* **Problem to solve**
Write down every entry below once more, exactly.

* **Exercise data**
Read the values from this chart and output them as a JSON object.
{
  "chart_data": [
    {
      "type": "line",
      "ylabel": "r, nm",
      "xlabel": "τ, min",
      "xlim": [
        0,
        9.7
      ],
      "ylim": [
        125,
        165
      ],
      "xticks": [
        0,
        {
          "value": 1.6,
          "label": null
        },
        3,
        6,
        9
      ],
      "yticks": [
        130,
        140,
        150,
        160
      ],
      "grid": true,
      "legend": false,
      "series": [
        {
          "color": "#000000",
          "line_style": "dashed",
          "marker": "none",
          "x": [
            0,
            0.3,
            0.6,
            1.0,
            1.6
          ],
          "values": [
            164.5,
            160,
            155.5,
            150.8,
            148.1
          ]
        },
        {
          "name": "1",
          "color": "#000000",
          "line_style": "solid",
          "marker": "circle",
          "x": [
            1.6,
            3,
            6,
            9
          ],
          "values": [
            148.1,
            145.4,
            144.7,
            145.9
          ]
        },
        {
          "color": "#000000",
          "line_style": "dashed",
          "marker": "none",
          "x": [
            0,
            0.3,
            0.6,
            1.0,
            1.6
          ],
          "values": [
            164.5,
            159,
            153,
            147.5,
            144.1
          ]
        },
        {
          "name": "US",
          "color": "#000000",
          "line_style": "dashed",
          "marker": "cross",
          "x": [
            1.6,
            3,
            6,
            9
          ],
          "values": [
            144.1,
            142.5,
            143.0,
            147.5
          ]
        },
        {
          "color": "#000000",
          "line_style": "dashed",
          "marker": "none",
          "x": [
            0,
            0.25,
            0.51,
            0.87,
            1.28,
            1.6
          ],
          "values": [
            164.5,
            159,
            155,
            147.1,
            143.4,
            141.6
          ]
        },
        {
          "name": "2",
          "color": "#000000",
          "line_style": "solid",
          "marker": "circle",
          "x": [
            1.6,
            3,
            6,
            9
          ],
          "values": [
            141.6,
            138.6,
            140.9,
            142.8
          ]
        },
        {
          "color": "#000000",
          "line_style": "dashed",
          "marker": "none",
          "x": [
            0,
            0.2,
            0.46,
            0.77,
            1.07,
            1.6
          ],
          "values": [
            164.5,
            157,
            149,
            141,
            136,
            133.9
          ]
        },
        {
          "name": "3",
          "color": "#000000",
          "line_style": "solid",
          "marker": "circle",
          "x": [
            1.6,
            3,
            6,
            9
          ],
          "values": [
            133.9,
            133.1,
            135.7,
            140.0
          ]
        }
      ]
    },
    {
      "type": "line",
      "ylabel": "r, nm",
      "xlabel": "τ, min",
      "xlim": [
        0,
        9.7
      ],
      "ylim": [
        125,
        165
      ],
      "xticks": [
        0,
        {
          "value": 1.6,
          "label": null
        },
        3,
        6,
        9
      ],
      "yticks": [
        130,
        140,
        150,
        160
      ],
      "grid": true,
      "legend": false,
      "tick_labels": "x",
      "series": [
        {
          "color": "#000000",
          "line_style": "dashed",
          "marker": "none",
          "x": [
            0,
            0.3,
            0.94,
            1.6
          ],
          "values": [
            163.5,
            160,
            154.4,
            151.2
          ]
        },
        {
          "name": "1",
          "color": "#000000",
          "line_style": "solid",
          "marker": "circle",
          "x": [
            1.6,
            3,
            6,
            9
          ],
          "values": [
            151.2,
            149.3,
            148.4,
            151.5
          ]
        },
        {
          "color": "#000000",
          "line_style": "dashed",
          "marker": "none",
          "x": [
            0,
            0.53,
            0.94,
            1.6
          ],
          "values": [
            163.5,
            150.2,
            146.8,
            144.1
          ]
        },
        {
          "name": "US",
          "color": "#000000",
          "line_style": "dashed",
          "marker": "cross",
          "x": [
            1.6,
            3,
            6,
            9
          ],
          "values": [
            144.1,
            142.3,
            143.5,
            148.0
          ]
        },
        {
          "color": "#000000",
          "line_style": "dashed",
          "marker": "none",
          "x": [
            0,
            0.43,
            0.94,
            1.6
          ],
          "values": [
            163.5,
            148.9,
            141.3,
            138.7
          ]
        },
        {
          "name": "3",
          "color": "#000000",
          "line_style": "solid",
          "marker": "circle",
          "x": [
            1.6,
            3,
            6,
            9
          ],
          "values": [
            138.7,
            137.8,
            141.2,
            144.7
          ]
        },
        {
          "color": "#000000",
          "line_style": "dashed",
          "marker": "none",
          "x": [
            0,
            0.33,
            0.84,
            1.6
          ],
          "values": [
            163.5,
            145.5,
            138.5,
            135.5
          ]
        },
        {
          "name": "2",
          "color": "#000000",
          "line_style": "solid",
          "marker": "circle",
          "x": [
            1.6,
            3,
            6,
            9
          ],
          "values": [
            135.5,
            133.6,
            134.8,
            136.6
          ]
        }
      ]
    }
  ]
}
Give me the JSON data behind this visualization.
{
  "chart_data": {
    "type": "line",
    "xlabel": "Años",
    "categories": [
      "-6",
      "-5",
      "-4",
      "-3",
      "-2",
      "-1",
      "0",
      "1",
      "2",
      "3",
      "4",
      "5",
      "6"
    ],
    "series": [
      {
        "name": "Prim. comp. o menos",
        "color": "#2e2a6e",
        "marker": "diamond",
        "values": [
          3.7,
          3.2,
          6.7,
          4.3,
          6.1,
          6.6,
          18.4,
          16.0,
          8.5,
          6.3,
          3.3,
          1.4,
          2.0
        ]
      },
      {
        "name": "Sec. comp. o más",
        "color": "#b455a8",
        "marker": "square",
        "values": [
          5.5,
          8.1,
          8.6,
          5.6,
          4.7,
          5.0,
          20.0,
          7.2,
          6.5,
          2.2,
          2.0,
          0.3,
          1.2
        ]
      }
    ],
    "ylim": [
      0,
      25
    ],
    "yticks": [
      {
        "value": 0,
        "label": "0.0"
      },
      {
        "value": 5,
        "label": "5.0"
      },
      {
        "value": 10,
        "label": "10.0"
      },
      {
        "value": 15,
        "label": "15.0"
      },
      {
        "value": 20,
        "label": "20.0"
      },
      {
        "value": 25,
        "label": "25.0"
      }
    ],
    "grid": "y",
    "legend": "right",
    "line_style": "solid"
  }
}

* **Response**
Read the values from this chart and output them as a JSON object.
{
  "chart_data": [
    {
      "type": "line",
      "ylabel": "r, nm",
      "xlabel": "τ, min",
      "xlim": [
        0,
        9.7
      ],
      "ylim": [
        125,
        165
      ],
      "xticks": [
        0,
        {
          "value": 1.6,
          "label": null
        },
        3,
        6,
        9
      ],
      "yticks": [
        130,
        140,
        150,
        160
      ],
      "grid": true,
      "legend": false,
      "series": [
        {
          "color": "#000000",
          "line_style": "dashed",
          "marker": "none",
          "x": [
            0,
            0.3,
            0.6,
            1.0,
            1.6
          ],
          "values": [
            164.5,
            160,
            155.5,
            150.8,
            148.1
          ]
        },
        {
          "name": "1",
          "color": "#000000",
          "line_style": "solid",
          "marker": "circle",
          "x": [
            1.6,
            3,
            6,
            9
          ],
          "values": [
            148.1,
            145.4,
            144.7,
            145.9
          ]
        },
        {
          "color": "#000000",
          "line_style": "dashed",
          "marker": "none",
          "x": [
            0,
            0.3,
            0.6,
            1.0,
            1.6
          ],
          "values": [
            164.5,
            159,
            153,
            147.5,
            144.1
          ]
        },
        {
          "name": "US",
          "color": "#000000",
          "line_style": "dashed",
          "marker": "cross",
          "x": [
            1.6,
            3,
            6,
            9
          ],
          "values": [
            144.1,
            142.5,
            143.0,
            147.5
          ]
        },
        {
          "color": "#000000",
          "line_style": "dashed",
          "marker": "none",
          "x": [
            0,
            0.25,
            0.51,
            0.87,
            1.28,
            1.6
          ],
          "values": [
            164.5,
            159,
            155,
            147.1,
            143.4,
            141.6
          ]
        },
        {
          "name": "2",
          "color": "#000000",
          "line_style": "solid",
          "marker": "circle",
          "x": [
            1.6,
            3,
            6,
            9
          ],
          "values": [
            141.6,
            138.6,
            140.9,
            142.8
          ]
        },
        {
          "color": "#000000",
          "line_style": "dashed",
          "marker": "none",
          "x": [
            0,
            0.2,
            0.46,
            0.77,
            1.07,
            1.6
          ],
          "values": [
            164.5,
            157,
            149,
            141,
            136,
            133.9
          ]
        },
        {
          "name": "3",
          "color": "#000000",
          "line_style": "solid",
          "marker": "circle",
          "x": [
            1.6,
            3,
            6,
            9
          ],
          "values": [
            133.9,
            133.1,
            135.7,
            140.0
          ]
        }
      ]
    },
    {
      "type": "line",
      "ylabel": "r, nm",
      "xlabel": "τ, min",
      "xlim": [
        0,
        9.7
      ],
      "ylim": [
        125,
        165
      ],
      "xticks": [
        0,
        {
          "value": 1.6,
          "label": null
        },
        3,
        6,
        9
      ],
      "yticks": [
        130,
        140,
        150,
        160
      ],
      "grid": true,
      "legend": false,
      "tick_labels": "x",
      "series": [
        {
          "color": "#000000",
          "line_style": "dashed",
          "marker": "none",
          "x": [
            0,
            0.3,
            0.94,
            1.6
          ],
          "values": [
            163.5,
            160,
            154.4,
            151.2
          ]
        },
        {
          "name": "1",
          "color": "#000000",
          "line_style": "solid",
          "marker": "circle",
          "x": [
            1.6,
            3,
            6,
            9
          ],
          "values": [
            151.2,
            149.3,
            148.4,
            151.5
          ]
        },
        {
          "color": "#000000",
          "line_style": "dashed",
          "marker": "none",
          "x": [
            0,
            0.53,
            0.94,
            1.6
          ],
          "values": [
            163.5,
            150.2,
            146.8,
            144.1
          ]
        },
        {
          "name": "US",
          "color": "#000000",
          "line_style": "dashed",
          "marker": "cross",
          "x": [
            1.6,
            3,
            6,
            9
          ],
          "values": [
            144.1,
            142.3,
            143.5,
            148.0
          ]
        },
        {
          "color": "#000000",
          "line_style": "dashed",
          "marker": "none",
          "x": [
            0,
            0.43,
            0.94,
            1.6
          ],
          "values": [
            163.5,
            148.9,
            141.3,
            138.7
          ]
        },
        {
          "name": "3",
          "color": "#000000",
          "line_style": "solid",
          "marker": "circle",
          "x": [
            1.6,
            3,
            6,
            9
          ],
          "values": [
            138.7,
            137.8,
            141.2,
            144.7
          ]
        },
        {
          "color": "#000000",
          "line_style": "dashed",
          "marker": "none",
          "x": [
            0,
            0.33,
            0.84,
            1.6
          ],
          "values": [
            163.5,
            145.5,
            138.5,
            135.5
          ]
        },
        {
          "name": "2",
          "color": "#000000",
          "line_style": "solid",
          "marker": "circle",
          "x": [
            1.6,
            3,
            6,
            9
          ],
          "values": [
            135.5,
            133.6,
            134.8,
            136.6
          ]
        }
      ]
    }
  ]
}
Give me the JSON data behind this visualization.
{
  "chart_data": {
    "type": "line",
    "xlabel": "Años",
    "categories": [
      "-6",
      "-5",
      "-4",
      "-3",
      "-2",
      "-1",
      "0",
      "1",
      "2",
      "3",
      "4",
      "5",
      "6"
    ],
    "series": [
      {
        "name": "Prim. comp. o menos",
        "color": "#2e2a6e",
        "marker": "diamond",
        "values": [
          3.7,
          3.2,
          6.7,
          4.3,
          6.1,
          6.6,
          18.4,
          16.0,
          8.5,
          6.3,
          3.3,
          1.4,
          2.0
        ]
      },
      {
        "name": "Sec. comp. o más",
        "color": "#b455a8",
        "marker": "square",
        "values": [
          5.5,
          8.1,
          8.6,
          5.6,
          4.7,
          5.0,
          20.0,
          7.2,
          6.5,
          2.2,
          2.0,
          0.3,
          1.2
        ]
      }
    ],
    "ylim": [
      0,
      25
    ],
    "yticks": [
      {
        "value": 0,
        "label": "0.0"
      },
      {
        "value": 5,
        "label": "5.0"
      },
      {
        "value": 10,
        "label": "10.0"
      },
      {
        "value": 15,
        "label": "15.0"
      },
      {
        "value": 20,
        "label": "20.0"
      },
      {
        "value": 25,
        "label": "25.0"
      }
    ],
    "grid": "y",
    "legend": "right",
    "line_style": "solid"
  }
}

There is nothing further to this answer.